Every entry below must appear again, exactly as written.
── Material to process
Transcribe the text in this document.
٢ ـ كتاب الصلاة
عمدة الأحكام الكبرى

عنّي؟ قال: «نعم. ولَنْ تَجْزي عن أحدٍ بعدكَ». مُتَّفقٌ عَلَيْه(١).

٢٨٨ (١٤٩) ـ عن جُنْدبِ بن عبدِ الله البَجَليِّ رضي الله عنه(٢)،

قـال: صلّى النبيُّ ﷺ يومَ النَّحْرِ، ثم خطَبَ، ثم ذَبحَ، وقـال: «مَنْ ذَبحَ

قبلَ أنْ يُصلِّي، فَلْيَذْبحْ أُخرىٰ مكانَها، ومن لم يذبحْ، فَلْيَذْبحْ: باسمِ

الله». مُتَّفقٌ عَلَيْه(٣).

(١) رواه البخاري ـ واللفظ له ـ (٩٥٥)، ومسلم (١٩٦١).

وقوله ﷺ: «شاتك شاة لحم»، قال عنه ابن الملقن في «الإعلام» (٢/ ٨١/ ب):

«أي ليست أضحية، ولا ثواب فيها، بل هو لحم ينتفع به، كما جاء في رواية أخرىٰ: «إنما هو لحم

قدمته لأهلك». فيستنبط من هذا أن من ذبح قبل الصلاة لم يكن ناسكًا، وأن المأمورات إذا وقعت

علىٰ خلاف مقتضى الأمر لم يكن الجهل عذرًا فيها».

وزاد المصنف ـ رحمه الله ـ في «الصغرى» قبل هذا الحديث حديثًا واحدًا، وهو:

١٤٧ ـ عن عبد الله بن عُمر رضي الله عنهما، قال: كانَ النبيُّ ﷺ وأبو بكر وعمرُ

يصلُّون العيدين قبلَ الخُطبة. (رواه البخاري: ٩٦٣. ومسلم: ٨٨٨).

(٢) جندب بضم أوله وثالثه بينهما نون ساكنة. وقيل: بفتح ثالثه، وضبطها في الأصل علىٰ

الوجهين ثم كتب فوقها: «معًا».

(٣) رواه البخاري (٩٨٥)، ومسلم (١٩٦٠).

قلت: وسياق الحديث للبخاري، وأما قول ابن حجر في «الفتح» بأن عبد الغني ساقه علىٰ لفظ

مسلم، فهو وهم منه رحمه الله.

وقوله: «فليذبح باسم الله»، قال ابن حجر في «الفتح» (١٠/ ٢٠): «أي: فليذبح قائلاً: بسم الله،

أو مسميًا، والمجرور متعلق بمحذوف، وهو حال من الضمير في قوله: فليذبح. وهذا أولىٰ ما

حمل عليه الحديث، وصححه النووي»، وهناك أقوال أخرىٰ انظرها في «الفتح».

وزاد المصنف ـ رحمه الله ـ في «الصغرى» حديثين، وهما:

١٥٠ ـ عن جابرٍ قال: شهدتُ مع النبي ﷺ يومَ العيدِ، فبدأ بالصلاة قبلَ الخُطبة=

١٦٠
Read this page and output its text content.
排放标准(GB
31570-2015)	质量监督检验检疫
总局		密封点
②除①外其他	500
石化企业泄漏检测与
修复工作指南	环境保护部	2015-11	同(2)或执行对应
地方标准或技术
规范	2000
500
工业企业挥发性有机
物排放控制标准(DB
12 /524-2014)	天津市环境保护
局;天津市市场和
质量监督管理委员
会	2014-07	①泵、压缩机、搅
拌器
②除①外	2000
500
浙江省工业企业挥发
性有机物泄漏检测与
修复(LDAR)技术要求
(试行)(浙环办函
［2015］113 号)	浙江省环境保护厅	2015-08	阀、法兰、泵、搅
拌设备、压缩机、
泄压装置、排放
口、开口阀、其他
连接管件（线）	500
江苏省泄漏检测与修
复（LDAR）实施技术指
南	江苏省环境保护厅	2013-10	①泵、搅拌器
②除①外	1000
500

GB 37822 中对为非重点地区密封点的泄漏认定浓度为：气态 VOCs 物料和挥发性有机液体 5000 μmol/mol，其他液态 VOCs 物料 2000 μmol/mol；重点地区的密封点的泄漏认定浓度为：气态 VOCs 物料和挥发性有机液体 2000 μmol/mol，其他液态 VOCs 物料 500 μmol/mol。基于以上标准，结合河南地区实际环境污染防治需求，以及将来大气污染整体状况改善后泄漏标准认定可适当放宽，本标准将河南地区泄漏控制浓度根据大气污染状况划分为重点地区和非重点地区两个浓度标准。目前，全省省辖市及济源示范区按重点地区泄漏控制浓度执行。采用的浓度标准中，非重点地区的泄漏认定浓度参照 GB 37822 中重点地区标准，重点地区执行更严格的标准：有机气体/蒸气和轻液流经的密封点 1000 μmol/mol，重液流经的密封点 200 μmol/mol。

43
────
→ The completed task:
Transcribe the text in this document.
٢ ـ كتاب الصلاة
عمدة الأحكام الكبرى

عنّي؟ قال: «نعم. ولَنْ تَجْزي عن أحدٍ بعدكَ». مُتَّفقٌ عَلَيْه(١).

٢٨٨ (١٤٩) ـ عن جُنْدبِ بن عبدِ الله البَجَليِّ رضي الله عنه(٢)،

قـال: صلّى النبيُّ ﷺ يومَ النَّحْرِ، ثم خطَبَ، ثم ذَبحَ، وقـال: «مَنْ ذَبحَ

قبلَ أنْ يُصلِّي، فَلْيَذْبحْ أُخرىٰ مكانَها، ومن لم يذبحْ، فَلْيَذْبحْ: باسمِ

الله». مُتَّفقٌ عَلَيْه(٣).

(١) رواه البخاري ـ واللفظ له ـ (٩٥٥)، ومسلم (١٩٦١).

وقوله ﷺ: «شاتك شاة لحم»، قال عنه ابن الملقن في «الإعلام» (٢/ ٨١/ ب):

«أي ليست أضحية، ولا ثواب فيها، بل هو لحم ينتفع به، كما جاء في رواية أخرىٰ: «إنما هو لحم

قدمته لأهلك». فيستنبط من هذا أن من ذبح قبل الصلاة لم يكن ناسكًا، وأن المأمورات إذا وقعت

علىٰ خلاف مقتضى الأمر لم يكن الجهل عذرًا فيها».

وزاد المصنف ـ رحمه الله ـ في «الصغرى» قبل هذا الحديث حديثًا واحدًا، وهو:

١٤٧ ـ عن عبد الله بن عُمر رضي الله عنهما، قال: كانَ النبيُّ ﷺ وأبو بكر وعمرُ

يصلُّون العيدين قبلَ الخُطبة. (رواه البخاري: ٩٦٣. ومسلم: ٨٨٨).

(٢) جندب بضم أوله وثالثه بينهما نون ساكنة. وقيل: بفتح ثالثه، وضبطها في الأصل علىٰ

الوجهين ثم كتب فوقها: «معًا».

(٣) رواه البخاري (٩٨٥)، ومسلم (١٩٦٠).

قلت: وسياق الحديث للبخاري، وأما قول ابن حجر في «الفتح» بأن عبد الغني ساقه علىٰ لفظ

مسلم، فهو وهم منه رحمه الله.

وقوله: «فليذبح باسم الله»، قال ابن حجر في «الفتح» (١٠/ ٢٠): «أي: فليذبح قائلاً: بسم الله،

أو مسميًا، والمجرور متعلق بمحذوف، وهو حال من الضمير في قوله: فليذبح. وهذا أولىٰ ما

حمل عليه الحديث، وصححه النووي»، وهناك أقوال أخرىٰ انظرها في «الفتح».

وزاد المصنف ـ رحمه الله ـ في «الصغرى» حديثين، وهما:

١٥٠ ـ عن جابرٍ قال: شهدتُ مع النبي ﷺ يومَ العيدِ، فبدأ بالصلاة قبلَ الخُطبة=

١٦٠
Read this page and output its text content.
排放标准(GB
31570-2015)	质量监督检验检疫
总局		密封点
②除①外其他	500
石化企业泄漏检测与
修复工作指南	环境保护部	2015-11	同(2)或执行对应
地方标准或技术
规范	2000
500
工业企业挥发性有机
物排放控制标准(DB
12 /524-2014)	天津市环境保护
局;天津市市场和
质量监督管理委员
会	2014-07	①泵、压缩机、搅
拌器
②除①外	2000
500
浙江省工业企业挥发
性有机物泄漏检测与
修复(LDAR)技术要求
(试行)(浙环办函
［2015］113 号)	浙江省环境保护厅	2015-08	阀、法兰、泵、搅
拌设备、压缩机、
泄压装置、排放
口、开口阀、其他
连接管件（线）	500
江苏省泄漏检测与修
复（LDAR）实施技术指
南	江苏省环境保护厅	2013-10	①泵、搅拌器
②除①外	1000
500

GB 37822 中对为非重点地区密封点的泄漏认定浓度为：气态 VOCs 物料和挥发性有机液体 5000 μmol/mol，其他液态 VOCs 物料 2000 μmol/mol；重点地区的密封点的泄漏认定浓度为：气态 VOCs 物料和挥发性有机液体 2000 μmol/mol，其他液态 VOCs 物料 500 μmol/mol。基于以上标准，结合河南地区实际环境污染防治需求，以及将来大气污染整体状况改善后泄漏标准认定可适当放宽，本标准将河南地区泄漏控制浓度根据大气污染状况划分为重点地区和非重点地区两个浓度标准。目前，全省省辖市及济源示范区按重点地区泄漏控制浓度执行。采用的浓度标准中，非重点地区的泄漏认定浓度参照 GB 37822 中重点地区标准，重点地区执行更严格的标准：有机气体/蒸气和轻液流经的密封点 1000 μmol/mol，重液流经的密封点 200 μmol/mol。

43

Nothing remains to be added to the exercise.